## SHORT TASK
Reproduce the following material exactly, including every line.

===============

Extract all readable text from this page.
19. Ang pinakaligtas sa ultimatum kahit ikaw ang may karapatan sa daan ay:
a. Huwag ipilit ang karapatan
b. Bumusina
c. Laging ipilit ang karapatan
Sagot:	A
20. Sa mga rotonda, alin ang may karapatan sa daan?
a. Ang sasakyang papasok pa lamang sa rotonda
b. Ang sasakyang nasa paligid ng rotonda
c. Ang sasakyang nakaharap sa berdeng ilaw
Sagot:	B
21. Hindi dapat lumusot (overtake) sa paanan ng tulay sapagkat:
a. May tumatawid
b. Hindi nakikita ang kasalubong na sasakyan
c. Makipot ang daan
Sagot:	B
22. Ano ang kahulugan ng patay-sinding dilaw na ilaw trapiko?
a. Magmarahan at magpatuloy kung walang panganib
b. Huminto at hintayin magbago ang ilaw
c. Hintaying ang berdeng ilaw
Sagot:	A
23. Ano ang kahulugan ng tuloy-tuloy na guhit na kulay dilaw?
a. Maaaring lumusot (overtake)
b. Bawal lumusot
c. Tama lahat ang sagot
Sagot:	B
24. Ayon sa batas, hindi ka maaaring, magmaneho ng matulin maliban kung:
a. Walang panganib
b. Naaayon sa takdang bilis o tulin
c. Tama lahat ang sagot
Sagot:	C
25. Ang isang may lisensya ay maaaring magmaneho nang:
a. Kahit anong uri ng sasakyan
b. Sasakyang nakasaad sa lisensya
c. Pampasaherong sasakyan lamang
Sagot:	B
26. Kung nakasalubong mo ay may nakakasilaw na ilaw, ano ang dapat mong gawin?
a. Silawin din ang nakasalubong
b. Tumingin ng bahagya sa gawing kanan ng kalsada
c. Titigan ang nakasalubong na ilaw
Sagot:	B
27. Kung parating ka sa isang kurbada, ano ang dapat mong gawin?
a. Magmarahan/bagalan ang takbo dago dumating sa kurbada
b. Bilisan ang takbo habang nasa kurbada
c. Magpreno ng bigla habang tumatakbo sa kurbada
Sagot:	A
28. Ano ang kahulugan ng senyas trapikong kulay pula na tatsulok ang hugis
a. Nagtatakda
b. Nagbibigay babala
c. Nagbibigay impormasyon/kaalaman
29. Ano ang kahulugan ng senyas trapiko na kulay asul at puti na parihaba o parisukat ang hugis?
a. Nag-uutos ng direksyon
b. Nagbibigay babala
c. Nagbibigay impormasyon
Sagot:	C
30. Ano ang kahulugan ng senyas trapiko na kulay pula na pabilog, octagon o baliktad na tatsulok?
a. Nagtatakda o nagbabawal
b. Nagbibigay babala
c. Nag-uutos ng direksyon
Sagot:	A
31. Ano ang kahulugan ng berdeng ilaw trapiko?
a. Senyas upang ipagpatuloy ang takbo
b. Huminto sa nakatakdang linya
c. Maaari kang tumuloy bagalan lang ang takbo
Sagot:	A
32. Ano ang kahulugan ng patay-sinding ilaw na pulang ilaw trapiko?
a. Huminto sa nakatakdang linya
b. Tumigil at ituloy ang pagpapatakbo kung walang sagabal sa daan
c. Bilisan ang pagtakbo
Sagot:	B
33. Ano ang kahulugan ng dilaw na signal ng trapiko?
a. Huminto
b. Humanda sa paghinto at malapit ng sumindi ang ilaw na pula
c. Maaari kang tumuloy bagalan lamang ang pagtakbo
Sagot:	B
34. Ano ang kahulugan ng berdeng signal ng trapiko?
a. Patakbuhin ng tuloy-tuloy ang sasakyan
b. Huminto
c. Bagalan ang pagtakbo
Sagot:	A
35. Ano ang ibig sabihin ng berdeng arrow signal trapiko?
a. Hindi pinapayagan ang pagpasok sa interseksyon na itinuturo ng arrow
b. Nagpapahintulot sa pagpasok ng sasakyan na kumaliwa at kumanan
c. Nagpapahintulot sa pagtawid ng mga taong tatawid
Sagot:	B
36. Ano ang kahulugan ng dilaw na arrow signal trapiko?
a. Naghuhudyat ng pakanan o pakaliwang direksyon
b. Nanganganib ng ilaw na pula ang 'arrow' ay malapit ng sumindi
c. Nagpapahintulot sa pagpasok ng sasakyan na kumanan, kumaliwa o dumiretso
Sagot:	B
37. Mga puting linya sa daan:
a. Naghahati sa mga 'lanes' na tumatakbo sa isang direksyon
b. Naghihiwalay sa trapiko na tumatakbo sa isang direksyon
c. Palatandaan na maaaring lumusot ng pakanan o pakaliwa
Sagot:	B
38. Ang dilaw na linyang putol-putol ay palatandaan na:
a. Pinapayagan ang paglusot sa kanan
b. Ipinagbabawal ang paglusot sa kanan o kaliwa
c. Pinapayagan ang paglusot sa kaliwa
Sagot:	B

===============

## ANSWER IN FULL
Extract all readable text from this page.
19. Ang pinakaligtas sa ultimatum kahit ikaw ang may karapatan sa daan ay:
a. Huwag ipilit ang karapatan
b. Bumusina
c. Laging ipilit ang karapatan
Sagot:	A
20. Sa mga rotonda, alin ang may karapatan sa daan?
a. Ang sasakyang papasok pa lamang sa rotonda
b. Ang sasakyang nasa paligid ng rotonda
c. Ang sasakyang nakaharap sa berdeng ilaw
Sagot:	B
21. Hindi dapat lumusot (overtake) sa paanan ng tulay sapagkat:
a. May tumatawid
b. Hindi nakikita ang kasalubong na sasakyan
c. Makipot ang daan
Sagot:	B
22. Ano ang kahulugan ng patay-sinding dilaw na ilaw trapiko?
a. Magmarahan at magpatuloy kung walang panganib
b. Huminto at hintayin magbago ang ilaw
c. Hintaying ang berdeng ilaw
Sagot:	A
23. Ano ang kahulugan ng tuloy-tuloy na guhit na kulay dilaw?
a. Maaaring lumusot (overtake)
b. Bawal lumusot
c. Tama lahat ang sagot
Sagot:	B
24. Ayon sa batas, hindi ka maaaring, magmaneho ng matulin maliban kung:
a. Walang panganib
b. Naaayon sa takdang bilis o tulin
c. Tama lahat ang sagot
Sagot:	C
25. Ang isang may lisensya ay maaaring magmaneho nang:
a. Kahit anong uri ng sasakyan
b. Sasakyang nakasaad sa lisensya
c. Pampasaherong sasakyan lamang
Sagot:	B
26. Kung nakasalubong mo ay may nakakasilaw na ilaw, ano ang dapat mong gawin?
a. Silawin din ang nakasalubong
b. Tumingin ng bahagya sa gawing kanan ng kalsada
c. Titigan ang nakasalubong na ilaw
Sagot:	B
27. Kung parating ka sa isang kurbada, ano ang dapat mong gawin?
a. Magmarahan/bagalan ang takbo dago dumating sa kurbada
b. Bilisan ang takbo habang nasa kurbada
c. Magpreno ng bigla habang tumatakbo sa kurbada
Sagot:	A
28. Ano ang kahulugan ng senyas trapikong kulay pula na tatsulok ang hugis
a. Nagtatakda
b. Nagbibigay babala
c. Nagbibigay impormasyon/kaalaman
29. Ano ang kahulugan ng senyas trapiko na kulay asul at puti na parihaba o parisukat ang hugis?
a. Nag-uutos ng direksyon
b. Nagbibigay babala
c. Nagbibigay impormasyon
Sagot:	C
30. Ano ang kahulugan ng senyas trapiko na kulay pula na pabilog, octagon o baliktad na tatsulok?
a. Nagtatakda o nagbabawal
b. Nagbibigay babala
c. Nag-uutos ng direksyon
Sagot:	A
31. Ano ang kahulugan ng berdeng ilaw trapiko?
a. Senyas upang ipagpatuloy ang takbo
b. Huminto sa nakatakdang linya
c. Maaari kang tumuloy bagalan lang ang takbo
Sagot:	A
32. Ano ang kahulugan ng patay-sinding ilaw na pulang ilaw trapiko?
a. Huminto sa nakatakdang linya
b. Tumigil at ituloy ang pagpapatakbo kung walang sagabal sa daan
c. Bilisan ang pagtakbo
Sagot:	B
33. Ano ang kahulugan ng dilaw na signal ng trapiko?
a. Huminto
b. Humanda sa paghinto at malapit ng sumindi ang ilaw na pula
c. Maaari kang tumuloy bagalan lamang ang pagtakbo
Sagot:	B
34. Ano ang kahulugan ng berdeng signal ng trapiko?
a. Patakbuhin ng tuloy-tuloy ang sasakyan
b. Huminto
c. Bagalan ang pagtakbo
Sagot:	A
35. Ano ang ibig sabihin ng berdeng arrow signal trapiko?
a. Hindi pinapayagan ang pagpasok sa interseksyon na itinuturo ng arrow
b. Nagpapahintulot sa pagpasok ng sasakyan na kumaliwa at kumanan
c. Nagpapahintulot sa pagtawid ng mga taong tatawid
Sagot:	B
36. Ano ang kahulugan ng dilaw na arrow signal trapiko?
a. Naghuhudyat ng pakanan o pakaliwang direksyon
b. Nanganganib ng ilaw na pula ang 'arrow' ay malapit ng sumindi
c. Nagpapahintulot sa pagpasok ng sasakyan na kumanan, kumaliwa o dumiretso
Sagot:	B
37. Mga puting linya sa daan:
a. Naghahati sa mga 'lanes' na tumatakbo sa isang direksyon
b. Naghihiwalay sa trapiko na tumatakbo sa isang direksyon
c. Palatandaan na maaaring lumusot ng pakanan o pakaliwa
Sagot:	B
38. Ang dilaw na linyang putol-putol ay palatandaan na:
a. Pinapayagan ang paglusot sa kanan
b. Ipinagbabawal ang paglusot sa kanan o kaliwa
c. Pinapayagan ang paglusot sa kaliwa
Sagot:	B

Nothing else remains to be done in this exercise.